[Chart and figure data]

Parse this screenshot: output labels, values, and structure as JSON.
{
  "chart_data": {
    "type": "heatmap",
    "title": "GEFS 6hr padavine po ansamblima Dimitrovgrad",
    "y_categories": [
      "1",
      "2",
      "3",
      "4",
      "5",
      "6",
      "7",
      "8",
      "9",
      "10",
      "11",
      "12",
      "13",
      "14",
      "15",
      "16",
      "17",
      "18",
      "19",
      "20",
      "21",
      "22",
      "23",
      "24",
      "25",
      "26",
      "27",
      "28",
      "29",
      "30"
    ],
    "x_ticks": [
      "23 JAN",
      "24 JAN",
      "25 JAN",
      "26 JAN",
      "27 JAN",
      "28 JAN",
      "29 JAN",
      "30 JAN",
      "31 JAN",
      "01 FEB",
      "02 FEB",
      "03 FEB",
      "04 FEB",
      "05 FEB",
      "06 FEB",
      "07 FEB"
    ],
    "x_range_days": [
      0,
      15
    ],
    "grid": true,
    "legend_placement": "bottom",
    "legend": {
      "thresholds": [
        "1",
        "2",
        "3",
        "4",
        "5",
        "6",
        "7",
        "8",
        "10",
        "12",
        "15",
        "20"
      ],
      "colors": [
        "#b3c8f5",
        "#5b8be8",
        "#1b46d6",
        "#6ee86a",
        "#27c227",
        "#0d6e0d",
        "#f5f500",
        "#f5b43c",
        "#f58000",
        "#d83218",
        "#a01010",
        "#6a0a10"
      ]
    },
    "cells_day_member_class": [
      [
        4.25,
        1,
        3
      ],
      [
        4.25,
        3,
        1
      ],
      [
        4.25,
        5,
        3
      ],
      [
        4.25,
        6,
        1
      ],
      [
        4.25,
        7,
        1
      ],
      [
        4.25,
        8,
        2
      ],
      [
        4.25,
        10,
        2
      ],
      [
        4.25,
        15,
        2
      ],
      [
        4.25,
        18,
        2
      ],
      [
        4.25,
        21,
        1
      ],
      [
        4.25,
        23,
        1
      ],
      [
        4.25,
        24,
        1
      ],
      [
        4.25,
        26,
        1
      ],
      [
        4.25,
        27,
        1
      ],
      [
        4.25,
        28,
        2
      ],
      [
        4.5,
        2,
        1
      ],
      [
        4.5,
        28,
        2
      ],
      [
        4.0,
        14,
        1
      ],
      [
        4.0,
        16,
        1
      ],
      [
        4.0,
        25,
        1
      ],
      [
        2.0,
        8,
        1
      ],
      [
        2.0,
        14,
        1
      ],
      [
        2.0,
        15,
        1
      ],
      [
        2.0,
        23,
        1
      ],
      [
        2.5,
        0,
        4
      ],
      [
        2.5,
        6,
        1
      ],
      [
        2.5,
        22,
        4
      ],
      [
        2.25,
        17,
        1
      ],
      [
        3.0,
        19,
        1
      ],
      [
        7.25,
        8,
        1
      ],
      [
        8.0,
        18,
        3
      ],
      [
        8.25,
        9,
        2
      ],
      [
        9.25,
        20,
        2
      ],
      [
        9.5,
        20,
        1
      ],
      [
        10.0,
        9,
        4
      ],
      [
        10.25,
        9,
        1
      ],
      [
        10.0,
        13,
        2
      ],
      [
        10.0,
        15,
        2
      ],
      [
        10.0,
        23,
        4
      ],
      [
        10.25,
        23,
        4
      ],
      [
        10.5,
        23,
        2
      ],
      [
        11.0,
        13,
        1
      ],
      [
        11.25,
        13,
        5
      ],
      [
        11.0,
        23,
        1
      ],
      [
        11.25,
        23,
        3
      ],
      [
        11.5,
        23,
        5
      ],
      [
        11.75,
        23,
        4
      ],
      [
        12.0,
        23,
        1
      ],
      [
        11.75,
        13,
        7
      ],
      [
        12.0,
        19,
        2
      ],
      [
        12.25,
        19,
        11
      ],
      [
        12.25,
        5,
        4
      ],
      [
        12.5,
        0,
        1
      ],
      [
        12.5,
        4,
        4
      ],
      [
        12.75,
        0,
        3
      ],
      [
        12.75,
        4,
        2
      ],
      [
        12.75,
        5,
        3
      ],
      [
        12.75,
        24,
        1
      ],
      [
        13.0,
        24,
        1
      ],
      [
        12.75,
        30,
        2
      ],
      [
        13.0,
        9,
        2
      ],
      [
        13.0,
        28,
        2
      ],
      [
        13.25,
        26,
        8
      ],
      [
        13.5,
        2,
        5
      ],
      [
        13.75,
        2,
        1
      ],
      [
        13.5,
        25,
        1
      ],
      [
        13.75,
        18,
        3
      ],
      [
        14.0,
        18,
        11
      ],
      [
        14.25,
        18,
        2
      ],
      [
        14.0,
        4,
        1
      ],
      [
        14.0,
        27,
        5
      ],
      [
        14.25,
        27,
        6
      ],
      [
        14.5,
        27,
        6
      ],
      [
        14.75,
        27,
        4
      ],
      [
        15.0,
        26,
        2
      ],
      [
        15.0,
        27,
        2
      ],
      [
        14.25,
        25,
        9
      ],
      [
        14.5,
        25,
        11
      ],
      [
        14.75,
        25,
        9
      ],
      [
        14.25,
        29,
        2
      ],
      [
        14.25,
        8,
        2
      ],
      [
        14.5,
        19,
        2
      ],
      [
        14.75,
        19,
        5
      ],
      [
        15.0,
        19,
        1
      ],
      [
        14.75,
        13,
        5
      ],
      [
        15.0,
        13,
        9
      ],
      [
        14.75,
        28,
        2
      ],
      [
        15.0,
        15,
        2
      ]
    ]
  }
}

◆ What the task requires
Give back each line above precisely as it stands.

◆ Written solution
Parse this screenshot: output labels, values, and structure as JSON.
{
  "chart_data": {
    "type": "heatmap",
    "title": "GEFS 6hr padavine po ansamblima Dimitrovgrad",
    "y_categories": [
      "1",
      "2",
      "3",
      "4",
      "5",
      "6",
      "7",
      "8",
      "9",
      "10",
      "11",
      "12",
      "13",
      "14",
      "15",
      "16",
      "17",
      "18",
      "19",
      "20",
      "21",
      "22",
      "23",
      "24",
      "25",
      "26",
      "27",
      "28",
      "29",
      "30"
    ],
    "x_ticks": [
      "23 JAN",
      "24 JAN",
      "25 JAN",
      "26 JAN",
      "27 JAN",
      "28 JAN",
      "29 JAN",
      "30 JAN",
      "31 JAN",
      "01 FEB",
      "02 FEB",
      "03 FEB",
      "04 FEB",
      "05 FEB",
      "06 FEB",
      "07 FEB"
    ],
    "x_range_days": [
      0,
      15
    ],
    "grid": true,
    "legend_placement": "bottom",
    "legend": {
      "thresholds": [
        "1",
        "2",
        "3",
        "4",
        "5",
        "6",
        "7",
        "8",
        "10",
        "12",
        "15",
        "20"
      ],
      "colors": [
        "#b3c8f5",
        "#5b8be8",
        "#1b46d6",
        "#6ee86a",
        "#27c227",
        "#0d6e0d",
        "#f5f500",
        "#f5b43c",
        "#f58000",
        "#d83218",
        "#a01010",
        "#6a0a10"
      ]
    },
    "cells_day_member_class": [
      [
        4.25,
        1,
        3
      ],
      [
        4.25,
        3,
        1
      ],
      [
        4.25,
        5,
        3
      ],
      [
        4.25,
        6,
        1
      ],
      [
        4.25,
        7,
        1
      ],
      [
        4.25,
        8,
        2
      ],
      [
        4.25,
        10,
        2
      ],
      [
        4.25,
        15,
        2
      ],
      [
        4.25,
        18,
        2
      ],
      [
        4.25,
        21,
        1
      ],
      [
        4.25,
        23,
        1
      ],
      [
        4.25,
        24,
        1
      ],
      [
        4.25,
        26,
        1
      ],
      [
        4.25,
        27,
        1
      ],
      [
        4.25,
        28,
        2
      ],
      [
        4.5,
        2,
        1
      ],
      [
        4.5,
        28,
        2
      ],
      [
        4.0,
        14,
        1
      ],
      [
        4.0,
        16,
        1
      ],
      [
        4.0,
        25,
        1
      ],
      [
        2.0,
        8,
        1
      ],
      [
        2.0,
        14,
        1
      ],
      [
        2.0,
        15,
        1
      ],
      [
        2.0,
        23,
        1
      ],
      [
        2.5,
        0,
        4
      ],
      [
        2.5,
        6,
        1
      ],
      [
        2.5,
        22,
        4
      ],
      [
        2.25,
        17,
        1
      ],
      [
        3.0,
        19,
        1
      ],
      [
        7.25,
        8,
        1
      ],
      [
        8.0,
        18,
        3
      ],
      [
        8.25,
        9,
        2
      ],
      [
        9.25,
        20,
        2
      ],
      [
        9.5,
        20,
        1
      ],
      [
        10.0,
        9,
        4
      ],
      [
        10.25,
        9,
        1
      ],
      [
        10.0,
        13,
        2
      ],
      [
        10.0,
        15,
        2
      ],
      [
        10.0,
        23,
        4
      ],
      [
        10.25,
        23,
        4
      ],
      [
        10.5,
        23,
        2
      ],
      [
        11.0,
        13,
        1
      ],
      [
        11.25,
        13,
        5
      ],
      [
        11.0,
        23,
        1
      ],
      [
        11.25,
        23,
        3
      ],
      [
        11.5,
        23,
        5
      ],
      [
        11.75,
        23,
        4
      ],
      [
        12.0,
        23,
        1
      ],
      [
        11.75,
        13,
        7
      ],
      [
        12.0,
        19,
        2
      ],
      [
        12.25,
        19,
        11
      ],
      [
        12.25,
        5,
        4
      ],
      [
        12.5,
        0,
        1
      ],
      [
        12.5,
        4,
        4
      ],
      [
        12.75,
        0,
        3
      ],
      [
        12.75,
        4,
        2
      ],
      [
        12.75,
        5,
        3
      ],
      [
        12.75,
        24,
        1
      ],
      [
        13.0,
        24,
        1
      ],
      [
        12.75,
        30,
        2
      ],
      [
        13.0,
        9,
        2
      ],
      [
        13.0,
        28,
        2
      ],
      [
        13.25,
        26,
        8
      ],
      [
        13.5,
        2,
        5
      ],
      [
        13.75,
        2,
        1
      ],
      [
        13.5,
        25,
        1
      ],
      [
        13.75,
        18,
        3
      ],
      [
        14.0,
        18,
        11
      ],
      [
        14.25,
        18,
        2
      ],
      [
        14.0,
        4,
        1
      ],
      [
        14.0,
        27,
        5
      ],
      [
        14.25,
        27,
        6
      ],
      [
        14.5,
        27,
        6
      ],
      [
        14.75,
        27,
        4
      ],
      [
        15.0,
        26,
        2
      ],
      [
        15.0,
        27,
        2
      ],
      [
        14.25,
        25,
        9
      ],
      [
        14.5,
        25,
        11
      ],
      [
        14.75,
        25,
        9
      ],
      [
        14.25,
        29,
        2
      ],
      [
        14.25,
        8,
        2
      ],
      [
        14.5,
        19,
        2
      ],
      [
        14.75,
        19,
        5
      ],
      [
        15.0,
        19,
        1
      ],
      [
        14.75,
        13,
        5
      ],
      [
        15.0,
        13,
        9
      ],
      [
        14.75,
        28,
        2
      ],
      [
        15.0,
        15,
        2
      ]
    ]
  }
}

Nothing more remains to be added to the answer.